=== What the task asks ===
From the records below, copy every line that contains the word "style".

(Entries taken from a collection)
==============================
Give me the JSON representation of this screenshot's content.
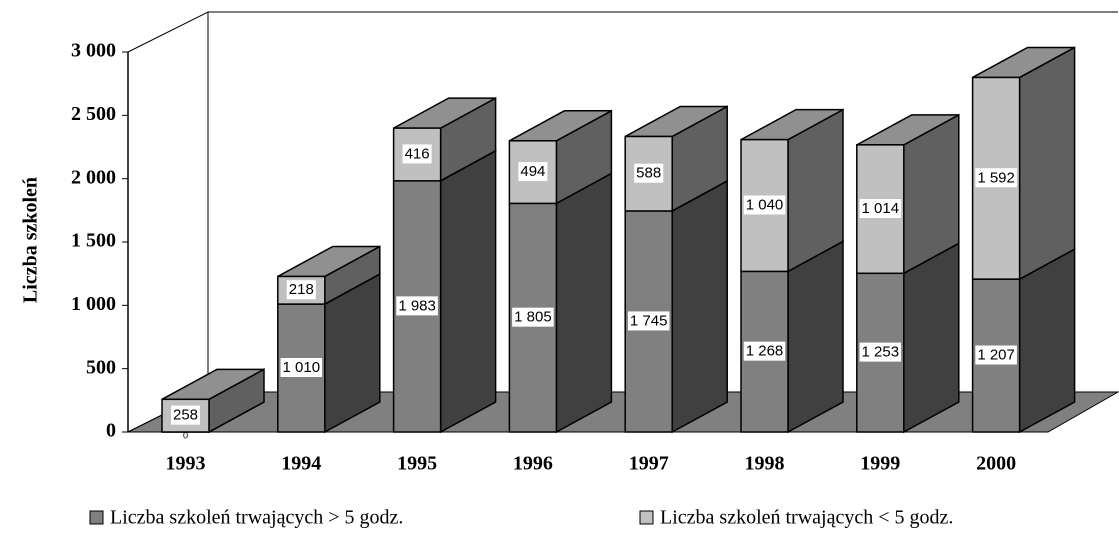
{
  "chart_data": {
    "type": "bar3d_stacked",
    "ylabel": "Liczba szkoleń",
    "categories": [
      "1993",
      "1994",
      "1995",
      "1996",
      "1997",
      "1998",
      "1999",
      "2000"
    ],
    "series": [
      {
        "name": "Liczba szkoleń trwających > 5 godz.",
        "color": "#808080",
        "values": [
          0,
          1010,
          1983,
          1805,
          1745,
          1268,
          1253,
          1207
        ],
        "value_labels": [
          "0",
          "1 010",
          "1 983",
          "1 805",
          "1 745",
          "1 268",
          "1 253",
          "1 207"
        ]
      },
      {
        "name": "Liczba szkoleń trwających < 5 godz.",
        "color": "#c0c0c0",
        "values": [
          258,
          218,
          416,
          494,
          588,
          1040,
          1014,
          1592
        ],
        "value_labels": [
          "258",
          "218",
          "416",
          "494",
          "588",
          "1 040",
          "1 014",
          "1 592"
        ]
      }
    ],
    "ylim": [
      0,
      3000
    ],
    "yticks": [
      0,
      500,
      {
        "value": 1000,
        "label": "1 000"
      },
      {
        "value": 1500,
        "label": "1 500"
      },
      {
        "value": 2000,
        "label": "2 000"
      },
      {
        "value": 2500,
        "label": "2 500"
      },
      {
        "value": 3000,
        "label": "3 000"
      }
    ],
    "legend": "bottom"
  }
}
==============================
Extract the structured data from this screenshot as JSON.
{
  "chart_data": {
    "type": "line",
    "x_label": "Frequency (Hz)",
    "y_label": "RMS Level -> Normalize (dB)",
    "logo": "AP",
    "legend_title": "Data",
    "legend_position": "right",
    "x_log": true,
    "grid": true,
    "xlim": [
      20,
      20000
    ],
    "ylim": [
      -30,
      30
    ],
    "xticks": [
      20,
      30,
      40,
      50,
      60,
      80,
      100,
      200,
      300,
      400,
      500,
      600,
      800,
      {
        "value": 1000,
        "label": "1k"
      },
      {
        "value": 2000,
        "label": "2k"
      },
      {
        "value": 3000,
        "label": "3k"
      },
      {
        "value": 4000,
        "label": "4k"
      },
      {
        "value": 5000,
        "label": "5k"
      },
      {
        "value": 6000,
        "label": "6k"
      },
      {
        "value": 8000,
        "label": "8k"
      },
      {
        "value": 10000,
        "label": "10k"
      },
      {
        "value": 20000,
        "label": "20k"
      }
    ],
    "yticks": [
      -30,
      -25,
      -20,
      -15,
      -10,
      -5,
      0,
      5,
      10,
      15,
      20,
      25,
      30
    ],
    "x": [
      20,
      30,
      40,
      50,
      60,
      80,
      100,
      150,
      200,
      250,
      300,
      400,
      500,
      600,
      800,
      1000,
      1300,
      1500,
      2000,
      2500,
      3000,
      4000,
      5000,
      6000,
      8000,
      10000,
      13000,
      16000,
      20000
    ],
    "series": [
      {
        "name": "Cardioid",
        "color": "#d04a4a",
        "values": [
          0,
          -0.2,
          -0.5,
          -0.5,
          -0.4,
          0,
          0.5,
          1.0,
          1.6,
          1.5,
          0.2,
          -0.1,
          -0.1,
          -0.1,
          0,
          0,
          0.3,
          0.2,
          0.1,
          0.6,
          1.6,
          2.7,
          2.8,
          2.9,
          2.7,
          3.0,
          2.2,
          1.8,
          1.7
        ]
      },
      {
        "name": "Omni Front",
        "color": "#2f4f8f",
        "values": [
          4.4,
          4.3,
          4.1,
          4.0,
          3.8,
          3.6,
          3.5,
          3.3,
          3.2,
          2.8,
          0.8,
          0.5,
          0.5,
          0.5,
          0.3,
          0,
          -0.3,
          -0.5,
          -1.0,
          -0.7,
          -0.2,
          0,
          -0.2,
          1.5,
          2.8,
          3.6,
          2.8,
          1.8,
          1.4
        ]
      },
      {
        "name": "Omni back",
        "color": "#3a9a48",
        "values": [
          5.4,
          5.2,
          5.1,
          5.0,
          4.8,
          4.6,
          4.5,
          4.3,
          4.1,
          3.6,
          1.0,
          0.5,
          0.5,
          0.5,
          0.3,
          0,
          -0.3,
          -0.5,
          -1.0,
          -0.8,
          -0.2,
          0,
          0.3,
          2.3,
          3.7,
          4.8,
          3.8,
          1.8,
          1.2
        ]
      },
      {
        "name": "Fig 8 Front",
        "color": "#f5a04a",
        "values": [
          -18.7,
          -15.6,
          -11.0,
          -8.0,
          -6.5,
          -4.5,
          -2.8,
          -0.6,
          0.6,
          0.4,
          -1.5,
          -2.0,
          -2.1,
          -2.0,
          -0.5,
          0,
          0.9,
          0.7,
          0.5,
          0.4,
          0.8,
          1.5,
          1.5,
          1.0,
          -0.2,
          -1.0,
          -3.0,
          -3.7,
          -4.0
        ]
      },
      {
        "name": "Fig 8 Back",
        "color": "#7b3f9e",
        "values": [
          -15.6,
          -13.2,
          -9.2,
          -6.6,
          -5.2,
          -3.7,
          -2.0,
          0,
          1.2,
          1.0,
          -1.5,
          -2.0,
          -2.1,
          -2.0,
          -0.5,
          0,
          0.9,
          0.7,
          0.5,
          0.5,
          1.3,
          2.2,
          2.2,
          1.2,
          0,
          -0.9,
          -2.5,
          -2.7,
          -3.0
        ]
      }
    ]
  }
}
==============================
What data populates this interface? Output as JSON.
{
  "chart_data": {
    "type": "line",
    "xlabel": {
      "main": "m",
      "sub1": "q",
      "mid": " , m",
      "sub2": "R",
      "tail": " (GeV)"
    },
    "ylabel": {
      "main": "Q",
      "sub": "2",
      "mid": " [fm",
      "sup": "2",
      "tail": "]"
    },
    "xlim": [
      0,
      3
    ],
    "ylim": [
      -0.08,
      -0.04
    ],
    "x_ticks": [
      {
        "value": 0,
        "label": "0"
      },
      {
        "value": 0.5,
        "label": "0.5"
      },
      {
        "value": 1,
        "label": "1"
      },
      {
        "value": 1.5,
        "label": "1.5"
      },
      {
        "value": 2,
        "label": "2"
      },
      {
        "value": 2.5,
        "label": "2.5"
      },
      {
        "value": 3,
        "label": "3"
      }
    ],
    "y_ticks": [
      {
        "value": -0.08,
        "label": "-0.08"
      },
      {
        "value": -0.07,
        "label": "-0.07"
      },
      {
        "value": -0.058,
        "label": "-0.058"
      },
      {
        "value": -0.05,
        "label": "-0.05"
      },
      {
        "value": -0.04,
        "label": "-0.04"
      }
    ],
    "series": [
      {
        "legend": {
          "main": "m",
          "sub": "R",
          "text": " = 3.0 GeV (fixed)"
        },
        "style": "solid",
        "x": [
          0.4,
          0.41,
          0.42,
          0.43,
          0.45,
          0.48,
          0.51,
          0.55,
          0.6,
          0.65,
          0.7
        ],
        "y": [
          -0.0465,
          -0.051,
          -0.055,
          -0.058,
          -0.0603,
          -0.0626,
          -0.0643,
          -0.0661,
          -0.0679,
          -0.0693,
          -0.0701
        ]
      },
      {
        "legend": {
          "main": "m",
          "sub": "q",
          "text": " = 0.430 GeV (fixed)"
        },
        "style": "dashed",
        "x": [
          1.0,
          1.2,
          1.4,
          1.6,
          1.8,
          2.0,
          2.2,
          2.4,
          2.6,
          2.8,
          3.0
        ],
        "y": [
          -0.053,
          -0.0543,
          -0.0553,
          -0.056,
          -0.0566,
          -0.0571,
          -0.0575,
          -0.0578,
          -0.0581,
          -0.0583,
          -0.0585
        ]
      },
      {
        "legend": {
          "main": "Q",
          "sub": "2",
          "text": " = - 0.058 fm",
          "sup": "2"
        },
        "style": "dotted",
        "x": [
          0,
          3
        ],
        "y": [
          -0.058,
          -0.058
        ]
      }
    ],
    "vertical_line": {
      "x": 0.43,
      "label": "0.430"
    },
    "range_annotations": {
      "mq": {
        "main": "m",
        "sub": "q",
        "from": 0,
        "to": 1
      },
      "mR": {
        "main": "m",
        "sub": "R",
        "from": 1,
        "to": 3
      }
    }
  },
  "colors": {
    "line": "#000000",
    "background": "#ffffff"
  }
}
==============================
=== Output of the exercise ===
        "style": "solid",
        "style": "dashed",
        "style": "dotted",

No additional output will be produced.